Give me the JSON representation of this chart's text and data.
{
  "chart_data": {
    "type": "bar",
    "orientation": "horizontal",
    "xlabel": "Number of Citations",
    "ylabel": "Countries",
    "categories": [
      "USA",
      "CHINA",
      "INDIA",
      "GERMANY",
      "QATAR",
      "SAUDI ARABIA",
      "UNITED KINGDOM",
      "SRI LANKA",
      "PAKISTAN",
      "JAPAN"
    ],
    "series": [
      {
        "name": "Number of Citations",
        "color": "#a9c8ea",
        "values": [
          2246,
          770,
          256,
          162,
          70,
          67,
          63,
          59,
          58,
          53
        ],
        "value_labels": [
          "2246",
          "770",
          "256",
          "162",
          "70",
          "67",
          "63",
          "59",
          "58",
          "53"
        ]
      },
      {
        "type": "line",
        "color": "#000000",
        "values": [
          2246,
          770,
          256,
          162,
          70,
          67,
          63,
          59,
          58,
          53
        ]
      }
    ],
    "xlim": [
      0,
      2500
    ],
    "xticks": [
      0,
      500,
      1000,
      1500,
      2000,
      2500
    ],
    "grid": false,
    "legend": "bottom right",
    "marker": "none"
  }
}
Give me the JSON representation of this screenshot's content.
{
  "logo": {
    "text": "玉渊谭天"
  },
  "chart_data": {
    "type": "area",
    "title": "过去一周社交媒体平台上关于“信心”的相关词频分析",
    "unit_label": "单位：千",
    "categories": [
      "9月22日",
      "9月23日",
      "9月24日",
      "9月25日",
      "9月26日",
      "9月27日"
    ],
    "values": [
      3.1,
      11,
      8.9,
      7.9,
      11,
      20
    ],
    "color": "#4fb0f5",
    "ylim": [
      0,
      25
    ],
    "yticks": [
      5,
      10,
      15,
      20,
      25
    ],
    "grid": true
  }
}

──────────

Your objective >>
For each line above that contains the word "Number", copy that line.

Solution to the exercise >>
    "xlabel": "Number of Citations",
        "name": "Number of Citations",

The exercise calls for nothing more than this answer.